Print all the entries verbatim.
[Begin Data provided]
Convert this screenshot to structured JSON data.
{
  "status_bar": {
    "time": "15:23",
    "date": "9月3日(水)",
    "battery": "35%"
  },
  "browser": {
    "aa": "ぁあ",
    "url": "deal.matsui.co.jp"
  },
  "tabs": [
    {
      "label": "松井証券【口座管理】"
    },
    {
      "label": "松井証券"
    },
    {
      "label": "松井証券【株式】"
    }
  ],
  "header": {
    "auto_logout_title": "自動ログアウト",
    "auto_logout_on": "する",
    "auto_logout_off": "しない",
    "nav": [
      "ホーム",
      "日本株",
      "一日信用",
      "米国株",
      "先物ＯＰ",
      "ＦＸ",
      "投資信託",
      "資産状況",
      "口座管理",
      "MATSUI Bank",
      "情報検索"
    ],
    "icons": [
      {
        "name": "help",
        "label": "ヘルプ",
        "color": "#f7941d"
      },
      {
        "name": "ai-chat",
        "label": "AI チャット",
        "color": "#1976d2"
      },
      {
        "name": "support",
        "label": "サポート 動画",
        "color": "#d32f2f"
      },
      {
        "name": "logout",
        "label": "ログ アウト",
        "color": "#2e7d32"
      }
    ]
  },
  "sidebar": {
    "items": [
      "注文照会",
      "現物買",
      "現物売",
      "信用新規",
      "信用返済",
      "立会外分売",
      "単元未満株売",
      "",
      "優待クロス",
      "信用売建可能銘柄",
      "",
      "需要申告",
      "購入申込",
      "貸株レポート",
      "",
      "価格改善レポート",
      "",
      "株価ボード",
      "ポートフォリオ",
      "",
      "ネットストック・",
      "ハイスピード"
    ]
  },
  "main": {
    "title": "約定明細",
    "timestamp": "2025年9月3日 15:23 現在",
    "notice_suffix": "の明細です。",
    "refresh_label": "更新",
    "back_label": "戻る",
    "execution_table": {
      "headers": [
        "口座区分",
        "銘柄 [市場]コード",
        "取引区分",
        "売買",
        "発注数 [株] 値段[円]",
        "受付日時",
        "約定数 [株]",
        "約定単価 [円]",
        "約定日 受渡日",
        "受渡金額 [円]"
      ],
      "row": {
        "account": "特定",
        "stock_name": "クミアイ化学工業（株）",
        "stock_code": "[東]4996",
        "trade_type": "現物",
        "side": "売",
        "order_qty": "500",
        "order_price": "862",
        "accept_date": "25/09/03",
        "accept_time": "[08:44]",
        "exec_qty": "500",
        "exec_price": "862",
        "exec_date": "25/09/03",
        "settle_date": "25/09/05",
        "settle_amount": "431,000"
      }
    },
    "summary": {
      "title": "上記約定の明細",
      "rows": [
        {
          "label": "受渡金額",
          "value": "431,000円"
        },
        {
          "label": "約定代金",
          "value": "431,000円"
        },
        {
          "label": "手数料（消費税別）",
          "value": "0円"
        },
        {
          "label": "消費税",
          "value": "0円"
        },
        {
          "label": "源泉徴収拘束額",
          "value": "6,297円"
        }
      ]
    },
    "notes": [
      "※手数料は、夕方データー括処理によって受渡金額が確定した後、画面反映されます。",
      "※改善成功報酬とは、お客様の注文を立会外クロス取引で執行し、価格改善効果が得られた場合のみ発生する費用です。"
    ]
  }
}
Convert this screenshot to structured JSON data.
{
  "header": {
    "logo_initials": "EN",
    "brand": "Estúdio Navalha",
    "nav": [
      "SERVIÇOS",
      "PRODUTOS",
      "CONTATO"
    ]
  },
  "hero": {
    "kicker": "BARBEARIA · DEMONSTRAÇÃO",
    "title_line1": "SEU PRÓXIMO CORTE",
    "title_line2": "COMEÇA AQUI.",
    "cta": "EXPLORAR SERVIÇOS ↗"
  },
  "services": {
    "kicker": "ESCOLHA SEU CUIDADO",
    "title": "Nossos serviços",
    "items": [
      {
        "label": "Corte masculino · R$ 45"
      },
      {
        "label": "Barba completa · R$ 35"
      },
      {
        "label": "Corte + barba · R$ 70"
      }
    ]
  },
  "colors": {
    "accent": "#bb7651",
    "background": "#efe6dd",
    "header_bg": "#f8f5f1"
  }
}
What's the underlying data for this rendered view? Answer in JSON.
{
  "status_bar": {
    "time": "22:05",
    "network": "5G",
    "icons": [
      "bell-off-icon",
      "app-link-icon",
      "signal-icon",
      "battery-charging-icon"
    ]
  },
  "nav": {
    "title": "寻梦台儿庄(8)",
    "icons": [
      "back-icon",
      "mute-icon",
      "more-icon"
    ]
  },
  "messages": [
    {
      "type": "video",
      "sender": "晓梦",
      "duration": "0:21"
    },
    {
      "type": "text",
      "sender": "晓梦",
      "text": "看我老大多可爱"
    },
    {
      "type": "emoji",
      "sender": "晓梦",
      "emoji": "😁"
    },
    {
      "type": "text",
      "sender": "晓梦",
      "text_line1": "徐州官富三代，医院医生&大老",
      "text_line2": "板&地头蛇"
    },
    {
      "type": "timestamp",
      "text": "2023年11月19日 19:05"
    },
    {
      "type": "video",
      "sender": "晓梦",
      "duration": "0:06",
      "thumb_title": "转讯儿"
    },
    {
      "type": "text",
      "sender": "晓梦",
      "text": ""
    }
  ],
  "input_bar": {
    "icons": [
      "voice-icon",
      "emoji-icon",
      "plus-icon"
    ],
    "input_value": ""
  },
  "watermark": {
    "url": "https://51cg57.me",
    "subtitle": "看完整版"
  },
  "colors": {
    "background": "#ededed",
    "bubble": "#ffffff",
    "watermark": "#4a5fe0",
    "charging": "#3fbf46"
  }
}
[End Data provided]
*Result of the task*:
Convert this screenshot to structured JSON data.
{
  "status_bar": {
    "time": "15:23",
    "date": "9月3日(水)",
    "battery": "35%"
  },
  "browser": {
    "aa": "ぁあ",
    "url": "deal.matsui.co.jp"
  },
  "tabs": [
    {
      "label": "松井証券【口座管理】"
    },
    {
      "label": "松井証券"
    },
    {
      "label": "松井証券【株式】"
    }
  ],
  "header": {
    "auto_logout_title": "自動ログアウト",
    "auto_logout_on": "する",
    "auto_logout_off": "しない",
    "nav": [
      "ホーム",
      "日本株",
      "一日信用",
      "米国株",
      "先物ＯＰ",
      "ＦＸ",
      "投資信託",
      "資産状況",
      "口座管理",
      "MATSUI Bank",
      "情報検索"
    ],
    "icons": [
      {
        "name": "help",
        "label": "ヘルプ",
        "color": "#f7941d"
      },
      {
        "name": "ai-chat",
        "label": "AI チャット",
        "color": "#1976d2"
      },
      {
        "name": "support",
        "label": "サポート 動画",
        "color": "#d32f2f"
      },
      {
        "name": "logout",
        "label": "ログ アウト",
        "color": "#2e7d32"
      }
    ]
  },
  "sidebar": {
    "items": [
      "注文照会",
      "現物買",
      "現物売",
      "信用新規",
      "信用返済",
      "立会外分売",
      "単元未満株売",
      "",
      "優待クロス",
      "信用売建可能銘柄",
      "",
      "需要申告",
      "購入申込",
      "貸株レポート",
      "",
      "価格改善レポート",
      "",
      "株価ボード",
      "ポートフォリオ",
      "",
      "ネットストック・",
      "ハイスピード"
    ]
  },
  "main": {
    "title": "約定明細",
    "timestamp": "2025年9月3日 15:23 現在",
    "notice_suffix": "の明細です。",
    "refresh_label": "更新",
    "back_label": "戻る",
    "execution_table": {
      "headers": [
        "口座区分",
        "銘柄 [市場]コード",
        "取引区分",
        "売買",
        "発注数 [株] 値段[円]",
        "受付日時",
        "約定数 [株]",
        "約定単価 [円]",
        "約定日 受渡日",
        "受渡金額 [円]"
      ],
      "row": {
        "account": "特定",
        "stock_name": "クミアイ化学工業（株）",
        "stock_code": "[東]4996",
        "trade_type": "現物",
        "side": "売",
        "order_qty": "500",
        "order_price": "862",
        "accept_date": "25/09/03",
        "accept_time": "[08:44]",
        "exec_qty": "500",
        "exec_price": "862",
        "exec_date": "25/09/03",
        "settle_date": "25/09/05",
        "settle_amount": "431,000"
      }
    },
    "summary": {
      "title": "上記約定の明細",
      "rows": [
        {
          "label": "受渡金額",
          "value": "431,000円"
        },
        {
          "label": "約定代金",
          "value": "431,000円"
        },
        {
          "label": "手数料（消費税別）",
          "value": "0円"
        },
        {
          "label": "消費税",
          "value": "0円"
        },
        {
          "label": "源泉徴収拘束額",
          "value": "6,297円"
        }
      ]
    },
    "notes": [
      "※手数料は、夕方データー括処理によって受渡金額が確定した後、画面反映されます。",
      "※改善成功報酬とは、お客様の注文を立会外クロス取引で執行し、価格改善効果が得られた場合のみ発生する費用です。"
    ]
  }
}
Convert this screenshot to structured JSON data.
{
  "header": {
    "logo_initials": "EN",
    "brand": "Estúdio Navalha",
    "nav": [
      "SERVIÇOS",
      "PRODUTOS",
      "CONTATO"
    ]
  },
  "hero": {
    "kicker": "BARBEARIA · DEMONSTRAÇÃO",
    "title_line1": "SEU PRÓXIMO CORTE",
    "title_line2": "COMEÇA AQUI.",
    "cta": "EXPLORAR SERVIÇOS ↗"
  },
  "services": {
    "kicker": "ESCOLHA SEU CUIDADO",
    "title": "Nossos serviços",
    "items": [
      {
        "label": "Corte masculino · R$ 45"
      },
      {
        "label": "Barba completa · R$ 35"
      },
      {
        "label": "Corte + barba · R$ 70"
      }
    ]
  },
  "colors": {
    "accent": "#bb7651",
    "background": "#efe6dd",
    "header_bg": "#f8f5f1"
  }
}
What's the underlying data for this rendered view? Answer in JSON.
{
  "status_bar": {
    "time": "22:05",
    "network": "5G",
    "icons": [
      "bell-off-icon",
      "app-link-icon",
      "signal-icon",
      "battery-charging-icon"
    ]
  },
  "nav": {
    "title": "寻梦台儿庄(8)",
    "icons": [
      "back-icon",
      "mute-icon",
      "more-icon"
    ]
  },
  "messages": [
    {
      "type": "video",
      "sender": "晓梦",
      "duration": "0:21"
    },
    {
      "type": "text",
      "sender": "晓梦",
      "text": "看我老大多可爱"
    },
    {
      "type": "emoji",
      "sender": "晓梦",
      "emoji": "😁"
    },
    {
      "type": "text",
      "sender": "晓梦",
      "text_line1": "徐州官富三代，医院医生&大老",
      "text_line2": "板&地头蛇"
    },
    {
      "type": "timestamp",
      "text": "2023年11月19日 19:05"
    },
    {
      "type": "video",
      "sender": "晓梦",
      "duration": "0:06",
      "thumb_title": "转讯儿"
    },
    {
      "type": "text",
      "sender": "晓梦",
      "text": ""
    }
  ],
  "input_bar": {
    "icons": [
      "voice-icon",
      "emoji-icon",
      "plus-icon"
    ],
    "input_value": ""
  },
  "watermark": {
    "url": "https://51cg57.me",
    "subtitle": "看完整版"
  },
  "colors": {
    "background": "#ededed",
    "bubble": "#ffffff",
    "watermark": "#4a5fe0",
    "charging": "#3fbf46"
  }
}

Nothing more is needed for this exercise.